■ **Exercise instructions**:
1. Edit the text on exorcists: starting at "Exorcists in various" and ending after "of solemn exorcism.", write that part out again with "Roman Catholic" changed to "Latin Catholic".
2. Pick up the text on exorcists after its last sentence and carry it on.

In some religions, an exorcist (from the Greek „εξορκιστής“) is a person who is believed to be able to cast out the devil or performs the ridding of demons or other supernatural beings who are alleged to have possessed a person, or (sometimes) a building or even an object. An exorcist can be specially prepared or instructed person including: priest, a nun, a monk, a witch doctor (healer), a shaman, a psychic or a geomancer (Feng shui - Chinese geomancy).

Exorcists in various religions


In a Roman Catholic context, exorcist may refer to a cleric who has been ordained into the minor order of exorcist, or a priest who has been mandated to perform the rite of solemn exorcism.

The Minor Order of Exorcist

Since at least the third century, the Latin Church has formally ordained men to the minor order of exorcist.[1] Text previously attributed to a fourth Council of Carthage (398), now identified as a collection called Statuta Ecclesiæ Antiqua, prescribes in its seventh canon the rite of ordination of such an exorcist: the bishop is to give him the book containing the formulae of exorcism, saying, "Receive, and commit to memory, and possess the power of imposing hands on energumens, whether baptized or catechumens".

These exorcists routinely performed ceremonies over adults and infants preparing to be baptised. Authors such as Eusebius (3rd century) and Augustine (4th century) provide details of these minor exorcisms: Eusebius mentions the imposition of hands and prayer.[2] Augustine noted that rites of exorcism by exsufflation (breathing upon the candidate) were also performed for the baptism of infants.[3]

The office of Exorcist was not a part of the sacrament of Holy Orders but as a sacramental was instead first conferred on those who had the special charism to perform its duties and later to those studying for the priesthood.[4] By the twentieth century, the order had become purely ceremonial. As a minor order, exorcists wore the surplice.

■ **Recorded data**:
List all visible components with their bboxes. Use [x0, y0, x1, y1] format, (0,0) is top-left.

■ **The replies**:
1.
Exorcists in various religions


In a Latin Catholic context, exorcist may refer to a cleric who has been ordained into the minor order of exorcist, or a priest who has been mandated to perform the rite of solemn exorcism.

2.
In 1972, the minor orders were reformed; men preparing to be ordained as Catholic priests or deacons would no longer receive the minor order of exorcist; the minor orders of lector and acolyte were retained, but redesignated as ministries. It was left open to the Catholic bishops of individual countries to petition the Vatican to establish a ministry of exorcist if it seemed useful in that nation.[5]

The rite of conferral continues in societies that use the 1962 (or earlier) form of the Roman Rite, such as the Priestly Fraternity of St Peter, Society of St. Pius X, and also among groups not in communion with the current Bishop of Rome, such as the Society of St Pius V. Some believe that attainment of the position of Acolyte in post-Council practices implies ordination to the minor orders which used to be below it, such as Exorcist and Porter, although this has not been officially defined (although Canon Law section 1009 does specifically state that the only "orders are the episcopate, the priesthood and the diaconate").

The Eastern Churches did not establish a minor order of exorcist, but simply recognised the calling of lay or ordained members of the faithful who had the appropriate spiritual gifts.[1] In principle, every Christian has the power to command demons and drive them out in the name of Christ.[6]

Mandated Exorcists

The Catechism of the Catholic Church states that: "Jesus performed exorcisms and from him the Church has received the power and office of exorcizing".[7] The 1917 Code of Canon Law[8] explicitly stated that the solemn exorcism of a person believed to be possessed may only be performed with the express authorisation of the local bishop or equivalent; "this permission is only to be given to priests of the highest repute". The revised 1983 Code of Canon Law similarly stated that the bishop is "to give this permission only to a presbyter who has piety, knowledge, prudence, and integrity of life."[9]

The Catholic Church's Rite of Exorcism was revised in 1999. Paragraph 13 of its introduction states that a priest can be appointed by the local Bishop either for a single act of exorcism, or to the permanent position of 'exorcist'. The Rite then specifies that whenever it uses the word exorcist without qualification, it indicates a priest mandated in this way.

Among notable exorcists, Gabriele Amorth served as chief exorcist of the Diocese of Rome; he was the founder of the International Association of Exorcists.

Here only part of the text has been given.